═══ Extracted entries ═══
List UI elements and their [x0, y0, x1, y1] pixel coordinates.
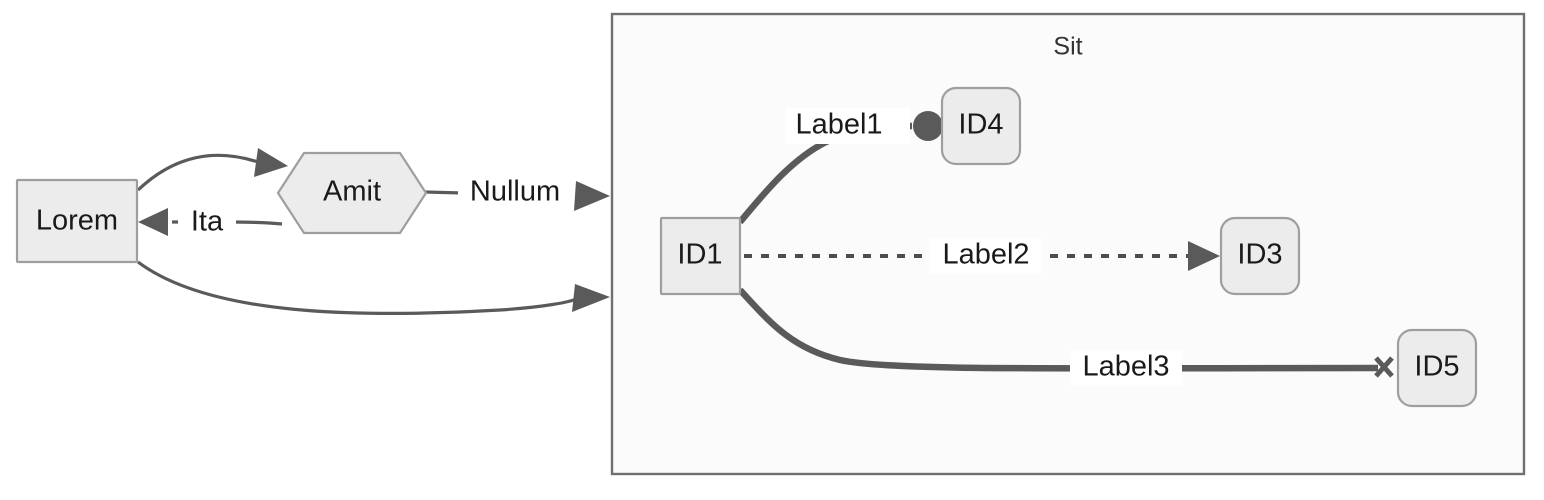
arrowhead-icon: [574, 181, 610, 211]
edge-lorem-sit[interactable]: [137, 260, 610, 316]
node-lorem-label: Lorem: [36, 205, 118, 237]
edge-label-label1-bg: [786, 108, 910, 144]
arrowhead-icon: [254, 148, 288, 177]
circle-endpoint-icon: [913, 111, 943, 141]
node-id4-label: ID4: [958, 109, 1003, 141]
node-id1-shape: [659, 216, 742, 296]
edge-label-ita: Ita: [191, 206, 224, 238]
arrowhead-icon: [572, 284, 610, 312]
node-amit[interactable]: Amit: [276, 151, 428, 235]
node-id5-label: ID5: [1414, 351, 1459, 383]
edge-lorem-sit-path: [137, 260, 577, 316]
node-lorem-shape: [15, 178, 139, 264]
node-id1[interactable]: ID1: [659, 216, 742, 296]
edge-amit-sit[interactable]: Nullum: [424, 176, 610, 211]
edge-id1-id3[interactable]: Label2: [744, 238, 1220, 274]
edge-label-label3-bg: [1070, 350, 1182, 386]
edge-id1-id5[interactable]: Label3: [737, 287, 1394, 386]
cross-endpoint-icon: [1374, 356, 1394, 378]
edge-lorem-amit[interactable]: [136, 148, 288, 192]
edge-amit-lorem[interactable]: Ita: [138, 206, 283, 239]
edge-label-label1: Label1: [795, 109, 882, 141]
node-id4-shape: [940, 86, 1022, 166]
cluster-sit-box: [610, 12, 1526, 476]
edge-label-ita-bg: [178, 206, 236, 239]
edge-label-nullum: Nullum: [470, 176, 560, 208]
cluster-sit-title: Sit: [1053, 33, 1082, 61]
node-id3[interactable]: ID3: [1219, 216, 1301, 296]
edge-label-label2: Label2: [942, 239, 1029, 271]
edge-label-label3: Label3: [1082, 351, 1169, 383]
node-lorem[interactable]: Lorem: [15, 178, 139, 264]
edge-id1-id4[interactable]: Label1: [737, 108, 943, 225]
arrowhead-icon: [138, 208, 168, 236]
node-amit-shape: [276, 151, 428, 235]
edge-label-label2-bg: [930, 238, 1042, 274]
arrowhead-icon: [1188, 241, 1220, 271]
node-id3-shape: [1219, 216, 1301, 296]
node-id4[interactable]: ID4: [940, 86, 1022, 166]
edge-lorem-amit-path: [136, 153, 259, 192]
node-id5-shape: [1396, 328, 1478, 408]
cluster-sit[interactable]: Sit: [610, 12, 1526, 476]
node-id3-label: ID3: [1237, 239, 1282, 271]
node-id1-label: ID1: [677, 239, 722, 271]
node-amit-label: Amit: [323, 176, 381, 208]
edge-label-nullum-bg: [458, 176, 573, 210]
node-id5[interactable]: ID5: [1396, 328, 1478, 408]
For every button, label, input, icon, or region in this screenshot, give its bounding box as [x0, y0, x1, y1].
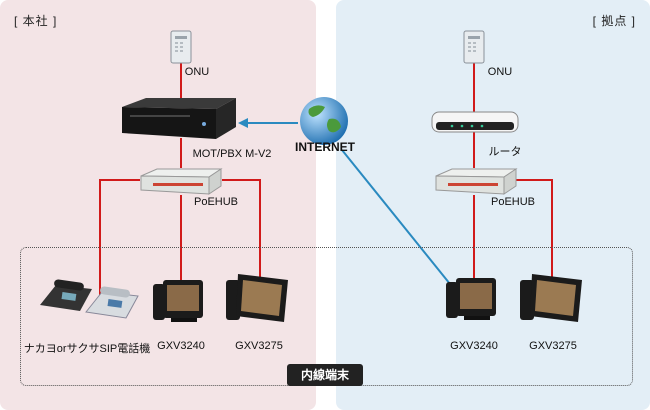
video-phone-icon: [520, 274, 582, 322]
onu-icon: [463, 30, 485, 64]
branch-tag: [ 拠点 ]: [592, 14, 636, 28]
video-phone-icon: [446, 278, 496, 320]
br-hub-label: PoEHUB: [490, 196, 536, 208]
br-onu-label: ONU: [487, 66, 513, 78]
hq-onu-label: ONU: [184, 66, 210, 78]
extensions-badge: 内線端末: [287, 364, 363, 386]
branch-panel: [336, 0, 650, 410]
headquarters-panel: [0, 0, 316, 410]
phone-label: ナカヨorサクサSIP電話機: [23, 343, 151, 355]
hub-icon: [435, 168, 518, 195]
pbx-label: MOT/PBX M-V2: [192, 148, 272, 160]
br-hub-gxv3275-line: [516, 179, 553, 282]
router-icon: [431, 111, 519, 133]
onu-icon: [170, 30, 192, 64]
arrow-head: [238, 118, 248, 128]
video-phone-icon: [153, 280, 203, 322]
hq-hub-gxv3275-line: [222, 179, 261, 282]
hq-hub-label: PoEHUB: [193, 196, 239, 208]
globe-icon: [300, 97, 348, 145]
phone-label: GXV3275: [235, 340, 283, 352]
phone-label: GXV3240: [157, 340, 205, 352]
desk-phone-icon: [85, 286, 139, 319]
router-label: ルータ: [488, 146, 522, 158]
desk-phone-icon: [40, 279, 92, 311]
internet-gxv3240-line: [341, 149, 451, 285]
hq-hub-sip-line: [99, 179, 140, 300]
phone-label: GXV3275: [529, 340, 577, 352]
hq-tag: [ 本社 ]: [14, 14, 58, 28]
internet-label: INTERNET: [295, 140, 355, 154]
hub-icon: [140, 168, 223, 195]
phone-label: GXV3240: [450, 340, 498, 352]
pbx-icon: [122, 98, 236, 139]
video-phone-icon: [226, 274, 288, 322]
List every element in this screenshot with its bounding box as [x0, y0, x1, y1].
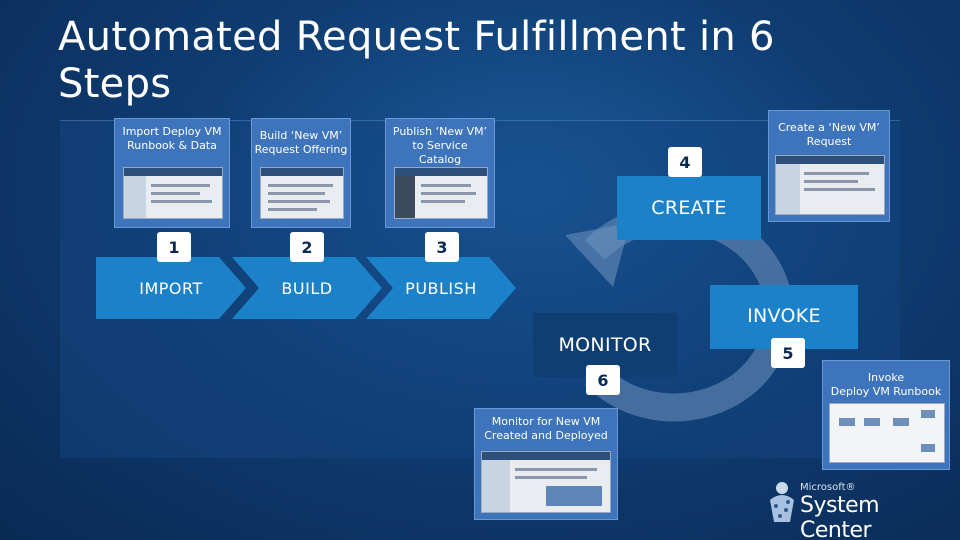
logo-product: System Center	[800, 493, 880, 540]
step-4-label: CREATE	[651, 197, 727, 219]
step-3-number-badge: 3	[425, 232, 459, 262]
step-6-caption: Monitor for New VM Created and Deployed	[484, 415, 608, 442]
step-1-screenshot	[123, 167, 223, 219]
step-4-screenshot	[775, 155, 885, 215]
step-3-label: PUBLISH	[405, 278, 477, 298]
step-1-label: IMPORT	[139, 278, 203, 298]
system-center-logo: Microsoft® System Center	[766, 478, 946, 540]
step-6-card: Monitor for New VM Created and Deployed	[474, 408, 618, 520]
step-3-card: Publish ‘New VM’ to Service Catalog	[385, 118, 495, 228]
step-4-caption: Create a ‘New VM’ Request	[778, 121, 880, 148]
step-6-number-badge: 6	[586, 365, 620, 395]
step-4-box: CREATE	[617, 176, 761, 240]
step-2-screenshot	[260, 167, 344, 219]
step-1-number-badge: 1	[157, 232, 191, 262]
step-5-number-badge: 5	[771, 338, 805, 368]
step-3-caption: Publish ‘New VM’ to Service Catalog	[392, 125, 488, 166]
step-1-chevron: IMPORT	[96, 257, 246, 319]
step-2-label: BUILD	[281, 278, 333, 298]
step-5-label: INVOKE	[747, 305, 821, 327]
step-4-card: Create a ‘New VM’ Request	[768, 110, 890, 222]
step-1-card: Import Deploy VM Runbook & Data	[114, 118, 230, 228]
logo-figure-icon	[770, 482, 794, 522]
slide-title: Automated Request Fulfillment in 6 Steps	[58, 14, 775, 107]
step-4-number-badge: 4	[668, 147, 702, 177]
logo-company: Microsoft®	[800, 482, 856, 493]
step-3-chevron: PUBLISH	[366, 257, 516, 319]
step-5-screenshot	[829, 403, 945, 463]
step-1-caption: Import Deploy VM Runbook & Data	[122, 125, 222, 152]
step-5-caption: Invoke Deploy VM Runbook	[830, 371, 942, 398]
step-2-card: Build ‘New VM’ Request Offering	[251, 118, 351, 228]
step-6-screenshot	[481, 451, 611, 513]
step-5-card: Invoke Deploy VM Runbook	[822, 360, 950, 470]
step-6-label: MONITOR	[558, 334, 652, 356]
step-3-screenshot	[394, 167, 488, 219]
step-2-number-badge: 2	[290, 232, 324, 262]
step-2-caption: Build ‘New VM’ Request Offering	[254, 129, 348, 156]
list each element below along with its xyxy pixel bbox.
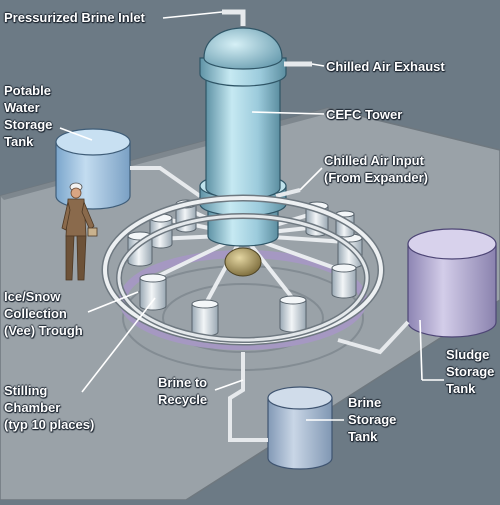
label-ice-snow-trough: Ice/Snow Collection (Vee) Trough [4, 289, 83, 338]
label-chilled-air-input: Chilled Air Input (From Expander) [324, 153, 429, 185]
stilling-chamber [331, 263, 357, 299]
label-stilling-chamber: Stilling Chamber (typ 10 places) [4, 383, 95, 432]
sludge-storage-tank [407, 228, 497, 338]
pipe-to-brine-tank [228, 352, 268, 442]
brine-inlet-pipe [222, 9, 246, 26]
tower-base-bulb [224, 247, 262, 277]
label-pressurized-brine-inlet: Pressurized Brine Inlet [4, 10, 145, 25]
label-brine-storage-tank: Brine Storage Tank [348, 395, 397, 444]
air-input-pipe [275, 188, 301, 198]
label-sludge-storage-tank: Sludge Storage Tank [446, 347, 495, 396]
stilling-chamber [139, 273, 167, 311]
stilling-chamber [191, 299, 219, 337]
worker-figure [61, 182, 98, 281]
leader-lines [59, 11, 444, 421]
cefc-tower [199, 27, 287, 277]
label-brine-to-recycle: Brine to Recycle [158, 375, 208, 407]
label-cefc-tower: CEFC Tower [326, 107, 403, 122]
stilling-chamber [279, 295, 307, 333]
pipe-to-sludge-tank [337, 320, 410, 355]
ring-pipes [101, 194, 385, 346]
brine-storage-tank [267, 386, 333, 470]
potable-water-tank [55, 128, 131, 210]
label-chilled-air-exhaust: Chilled Air Exhaust [326, 59, 445, 74]
label-potable-water-storage-tank: Potable Water Storage Tank [4, 83, 53, 149]
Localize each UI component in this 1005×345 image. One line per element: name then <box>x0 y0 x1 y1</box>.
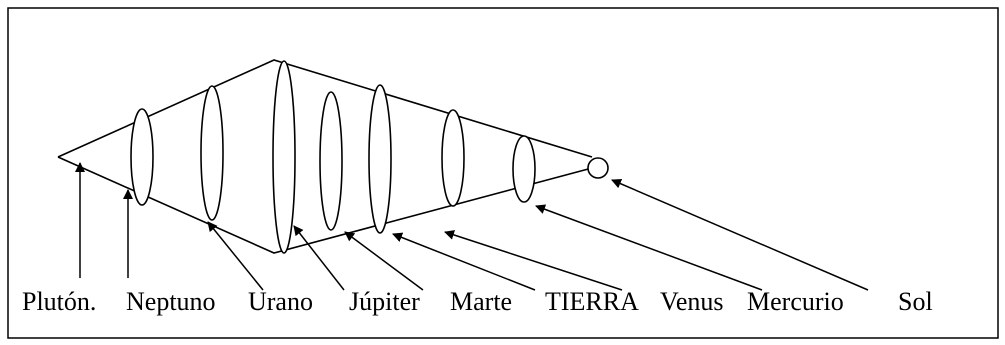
pluton-label: Plutón. <box>22 287 96 316</box>
jupiter-label: Júpiter <box>349 287 420 316</box>
neptuno-label: Neptuno <box>126 287 216 316</box>
tierra-label: TIERRA <box>545 287 639 316</box>
jupiter-ellipse <box>273 61 295 253</box>
marte-ellipse <box>320 92 342 230</box>
venus-ellipse <box>442 110 464 206</box>
urano-label: Urano <box>248 287 313 316</box>
tierra-ellipse <box>369 85 391 233</box>
mercurio-ellipse <box>513 136 535 202</box>
sol-label: Sol <box>898 287 933 316</box>
sol-circle <box>588 158 608 178</box>
marte-label: Marte <box>450 287 512 316</box>
neptuno-ellipse <box>131 109 153 205</box>
planet-labels: Plutón. Neptuno Urano Júpiter Marte TIER… <box>22 287 933 316</box>
mercurio-label: Mercurio <box>747 287 844 316</box>
urano-ellipse <box>201 86 223 220</box>
venus-label: Venus <box>660 287 724 316</box>
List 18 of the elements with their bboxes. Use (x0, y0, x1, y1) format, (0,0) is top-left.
═══
◆ What is needed ◆
Can you echo the lines of the data starting with the line that contains "493, 880, 540]" and going on through the line that contains "system-center-logo: Microsoft® System", both included, with nothing changed?

◆ Exercise solution ◆
logo-product: System Center	[800, 493, 880, 540]
step-4-label: CREATE	[651, 197, 727, 219]
step-3-number-badge: 3	[425, 232, 459, 262]
step-6-caption: Monitor for New VM Created and Deployed	[484, 415, 608, 442]
step-1-screenshot	[123, 167, 223, 219]
step-4-screenshot	[775, 155, 885, 215]
step-3-label: PUBLISH	[405, 278, 477, 298]
step-1-label: IMPORT	[139, 278, 203, 298]
system-center-logo: Microsoft® System Center	[766, 478, 946, 540]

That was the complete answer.